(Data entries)
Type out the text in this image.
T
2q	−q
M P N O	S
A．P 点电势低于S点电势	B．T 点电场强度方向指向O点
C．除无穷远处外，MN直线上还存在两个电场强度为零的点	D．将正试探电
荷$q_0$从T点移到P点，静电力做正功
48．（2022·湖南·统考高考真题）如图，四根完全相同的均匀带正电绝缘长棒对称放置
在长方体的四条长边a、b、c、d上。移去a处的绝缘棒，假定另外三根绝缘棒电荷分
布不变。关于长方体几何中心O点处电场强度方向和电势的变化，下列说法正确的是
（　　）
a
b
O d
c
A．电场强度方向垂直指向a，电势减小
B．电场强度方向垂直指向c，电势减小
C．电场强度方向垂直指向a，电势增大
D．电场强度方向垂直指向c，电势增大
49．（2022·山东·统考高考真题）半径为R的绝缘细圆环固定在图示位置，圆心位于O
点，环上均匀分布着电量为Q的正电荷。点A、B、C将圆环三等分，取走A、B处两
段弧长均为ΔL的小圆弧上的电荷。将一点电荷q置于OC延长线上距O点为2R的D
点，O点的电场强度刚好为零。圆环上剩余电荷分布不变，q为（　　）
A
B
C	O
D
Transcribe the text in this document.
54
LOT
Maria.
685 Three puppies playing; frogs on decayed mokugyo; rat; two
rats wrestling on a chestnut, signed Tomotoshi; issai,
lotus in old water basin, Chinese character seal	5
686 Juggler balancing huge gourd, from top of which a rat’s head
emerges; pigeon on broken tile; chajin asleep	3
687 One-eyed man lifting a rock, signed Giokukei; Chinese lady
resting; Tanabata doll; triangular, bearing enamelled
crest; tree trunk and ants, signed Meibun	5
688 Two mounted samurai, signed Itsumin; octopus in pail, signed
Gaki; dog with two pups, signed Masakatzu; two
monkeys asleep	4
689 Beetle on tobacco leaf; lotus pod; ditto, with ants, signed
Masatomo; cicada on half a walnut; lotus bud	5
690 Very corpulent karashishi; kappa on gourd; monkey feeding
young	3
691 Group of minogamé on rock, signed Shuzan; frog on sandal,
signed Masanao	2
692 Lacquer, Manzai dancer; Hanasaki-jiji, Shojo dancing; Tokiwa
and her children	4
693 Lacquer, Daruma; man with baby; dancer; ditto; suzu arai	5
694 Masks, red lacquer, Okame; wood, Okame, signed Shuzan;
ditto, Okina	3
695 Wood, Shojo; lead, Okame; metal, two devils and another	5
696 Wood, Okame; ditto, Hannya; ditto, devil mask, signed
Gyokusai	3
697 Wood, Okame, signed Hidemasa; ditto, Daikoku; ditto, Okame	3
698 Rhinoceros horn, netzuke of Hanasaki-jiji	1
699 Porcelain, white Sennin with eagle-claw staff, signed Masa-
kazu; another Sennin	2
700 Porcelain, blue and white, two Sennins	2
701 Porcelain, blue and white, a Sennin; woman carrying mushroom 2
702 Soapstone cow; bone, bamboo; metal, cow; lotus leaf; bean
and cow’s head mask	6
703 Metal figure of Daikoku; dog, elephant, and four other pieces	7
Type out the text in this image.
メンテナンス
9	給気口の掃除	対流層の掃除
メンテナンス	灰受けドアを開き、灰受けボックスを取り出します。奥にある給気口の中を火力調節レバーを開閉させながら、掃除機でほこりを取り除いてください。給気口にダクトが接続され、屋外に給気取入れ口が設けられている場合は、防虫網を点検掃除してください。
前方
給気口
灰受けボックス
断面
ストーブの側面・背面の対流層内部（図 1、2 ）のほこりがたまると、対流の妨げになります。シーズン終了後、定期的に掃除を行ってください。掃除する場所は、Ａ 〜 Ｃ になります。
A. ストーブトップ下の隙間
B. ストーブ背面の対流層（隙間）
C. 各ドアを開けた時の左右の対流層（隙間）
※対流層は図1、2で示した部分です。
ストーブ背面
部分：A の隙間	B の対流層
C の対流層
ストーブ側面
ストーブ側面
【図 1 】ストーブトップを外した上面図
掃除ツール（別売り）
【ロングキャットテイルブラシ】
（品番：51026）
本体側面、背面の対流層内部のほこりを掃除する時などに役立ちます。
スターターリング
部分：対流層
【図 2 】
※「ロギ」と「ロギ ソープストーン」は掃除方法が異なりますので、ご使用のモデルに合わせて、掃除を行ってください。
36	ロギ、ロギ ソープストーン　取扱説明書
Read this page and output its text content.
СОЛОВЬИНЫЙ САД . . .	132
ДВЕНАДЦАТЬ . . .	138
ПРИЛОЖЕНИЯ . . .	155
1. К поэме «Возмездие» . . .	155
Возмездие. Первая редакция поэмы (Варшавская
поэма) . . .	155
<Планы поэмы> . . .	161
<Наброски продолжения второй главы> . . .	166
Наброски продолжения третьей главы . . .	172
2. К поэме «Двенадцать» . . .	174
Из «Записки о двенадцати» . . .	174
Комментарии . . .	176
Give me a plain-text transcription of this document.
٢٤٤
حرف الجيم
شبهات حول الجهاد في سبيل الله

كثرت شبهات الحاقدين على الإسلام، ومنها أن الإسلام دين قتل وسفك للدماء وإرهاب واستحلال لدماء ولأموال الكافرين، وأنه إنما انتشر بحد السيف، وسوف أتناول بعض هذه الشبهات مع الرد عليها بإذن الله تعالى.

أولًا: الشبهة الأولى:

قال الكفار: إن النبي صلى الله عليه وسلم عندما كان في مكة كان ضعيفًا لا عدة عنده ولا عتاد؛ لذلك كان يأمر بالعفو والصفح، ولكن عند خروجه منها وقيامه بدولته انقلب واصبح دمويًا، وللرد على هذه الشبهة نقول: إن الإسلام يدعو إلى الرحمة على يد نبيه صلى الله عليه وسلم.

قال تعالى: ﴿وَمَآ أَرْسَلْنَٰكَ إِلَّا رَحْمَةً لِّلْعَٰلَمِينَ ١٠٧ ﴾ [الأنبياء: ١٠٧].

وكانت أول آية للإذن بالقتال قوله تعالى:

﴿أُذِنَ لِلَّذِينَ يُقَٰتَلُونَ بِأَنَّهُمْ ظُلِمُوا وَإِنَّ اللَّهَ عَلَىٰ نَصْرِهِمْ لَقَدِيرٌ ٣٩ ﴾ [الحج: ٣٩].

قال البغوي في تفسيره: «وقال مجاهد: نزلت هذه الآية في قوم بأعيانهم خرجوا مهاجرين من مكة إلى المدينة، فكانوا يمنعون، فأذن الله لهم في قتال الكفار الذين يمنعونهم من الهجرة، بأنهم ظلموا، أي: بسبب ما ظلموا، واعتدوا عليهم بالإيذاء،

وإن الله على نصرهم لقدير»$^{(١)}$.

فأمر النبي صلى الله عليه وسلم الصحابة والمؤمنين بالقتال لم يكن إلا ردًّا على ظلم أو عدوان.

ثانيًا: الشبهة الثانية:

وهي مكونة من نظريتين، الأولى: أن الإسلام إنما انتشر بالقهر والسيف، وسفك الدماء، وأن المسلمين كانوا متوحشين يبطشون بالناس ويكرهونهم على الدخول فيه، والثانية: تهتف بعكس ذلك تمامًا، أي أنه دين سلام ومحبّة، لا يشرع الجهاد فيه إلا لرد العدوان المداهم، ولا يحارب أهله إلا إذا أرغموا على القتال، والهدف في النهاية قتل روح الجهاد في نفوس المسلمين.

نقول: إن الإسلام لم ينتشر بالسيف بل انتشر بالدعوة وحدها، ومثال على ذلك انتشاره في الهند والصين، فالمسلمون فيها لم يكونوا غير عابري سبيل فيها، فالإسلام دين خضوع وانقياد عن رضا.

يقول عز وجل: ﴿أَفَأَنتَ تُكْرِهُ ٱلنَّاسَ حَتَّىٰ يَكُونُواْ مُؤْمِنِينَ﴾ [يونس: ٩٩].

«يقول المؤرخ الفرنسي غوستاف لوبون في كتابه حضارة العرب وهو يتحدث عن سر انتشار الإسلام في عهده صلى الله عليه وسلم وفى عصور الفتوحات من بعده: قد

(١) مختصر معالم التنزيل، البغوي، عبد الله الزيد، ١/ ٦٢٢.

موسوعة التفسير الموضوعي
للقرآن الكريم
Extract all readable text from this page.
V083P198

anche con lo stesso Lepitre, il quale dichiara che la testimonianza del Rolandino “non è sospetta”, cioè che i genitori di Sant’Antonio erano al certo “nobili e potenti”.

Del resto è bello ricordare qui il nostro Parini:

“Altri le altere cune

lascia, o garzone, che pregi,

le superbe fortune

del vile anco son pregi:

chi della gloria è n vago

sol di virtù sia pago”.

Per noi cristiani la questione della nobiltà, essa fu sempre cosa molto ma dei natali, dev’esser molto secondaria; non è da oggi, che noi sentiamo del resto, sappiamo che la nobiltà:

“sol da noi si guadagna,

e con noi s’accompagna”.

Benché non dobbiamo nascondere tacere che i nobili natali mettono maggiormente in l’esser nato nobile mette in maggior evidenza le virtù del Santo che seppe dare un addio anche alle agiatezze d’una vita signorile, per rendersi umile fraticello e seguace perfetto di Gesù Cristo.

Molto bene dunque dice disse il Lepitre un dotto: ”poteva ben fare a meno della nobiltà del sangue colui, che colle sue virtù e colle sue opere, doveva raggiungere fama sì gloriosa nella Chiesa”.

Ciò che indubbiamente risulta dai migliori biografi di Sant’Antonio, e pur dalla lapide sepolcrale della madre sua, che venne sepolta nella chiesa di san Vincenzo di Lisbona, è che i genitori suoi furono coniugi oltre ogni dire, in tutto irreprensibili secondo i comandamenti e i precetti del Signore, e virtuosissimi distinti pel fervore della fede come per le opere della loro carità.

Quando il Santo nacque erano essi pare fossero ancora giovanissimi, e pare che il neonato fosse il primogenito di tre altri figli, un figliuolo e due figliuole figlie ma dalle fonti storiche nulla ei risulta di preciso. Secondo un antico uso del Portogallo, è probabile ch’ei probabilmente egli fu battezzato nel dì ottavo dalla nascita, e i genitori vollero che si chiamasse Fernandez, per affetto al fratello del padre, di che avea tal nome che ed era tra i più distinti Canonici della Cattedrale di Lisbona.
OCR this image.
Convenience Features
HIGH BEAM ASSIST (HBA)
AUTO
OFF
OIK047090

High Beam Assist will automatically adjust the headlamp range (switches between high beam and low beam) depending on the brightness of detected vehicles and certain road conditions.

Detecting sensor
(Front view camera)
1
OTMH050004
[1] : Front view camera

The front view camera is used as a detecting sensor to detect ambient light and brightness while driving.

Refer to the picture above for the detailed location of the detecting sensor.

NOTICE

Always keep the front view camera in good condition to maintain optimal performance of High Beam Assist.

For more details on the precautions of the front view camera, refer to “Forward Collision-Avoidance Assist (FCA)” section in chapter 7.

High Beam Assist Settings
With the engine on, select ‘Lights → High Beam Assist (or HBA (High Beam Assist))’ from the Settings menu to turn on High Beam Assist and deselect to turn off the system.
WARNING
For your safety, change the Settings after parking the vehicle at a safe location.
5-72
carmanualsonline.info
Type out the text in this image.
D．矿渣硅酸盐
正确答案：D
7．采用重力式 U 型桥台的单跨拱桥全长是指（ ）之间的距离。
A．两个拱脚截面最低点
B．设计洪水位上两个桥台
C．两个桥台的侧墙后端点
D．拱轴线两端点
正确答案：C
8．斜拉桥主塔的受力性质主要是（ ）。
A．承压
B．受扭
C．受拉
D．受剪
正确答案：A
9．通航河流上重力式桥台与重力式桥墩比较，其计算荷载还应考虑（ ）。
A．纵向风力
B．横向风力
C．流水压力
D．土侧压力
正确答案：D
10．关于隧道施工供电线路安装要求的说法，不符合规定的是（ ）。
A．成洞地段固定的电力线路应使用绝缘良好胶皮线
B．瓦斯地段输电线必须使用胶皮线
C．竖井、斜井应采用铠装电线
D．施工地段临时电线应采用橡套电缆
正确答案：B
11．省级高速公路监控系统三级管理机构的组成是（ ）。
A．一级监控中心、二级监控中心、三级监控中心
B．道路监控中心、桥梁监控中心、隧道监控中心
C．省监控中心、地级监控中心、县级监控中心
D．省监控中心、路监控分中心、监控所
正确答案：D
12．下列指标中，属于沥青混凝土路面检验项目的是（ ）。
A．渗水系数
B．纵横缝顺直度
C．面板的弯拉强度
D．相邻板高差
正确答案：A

Stated problem
Select every line in the records above that contains the word "Наброски".

Solution to the problem
<Наброски продолжения второй главы> . . .	166
Наброски продолжения третьей главы . . .	172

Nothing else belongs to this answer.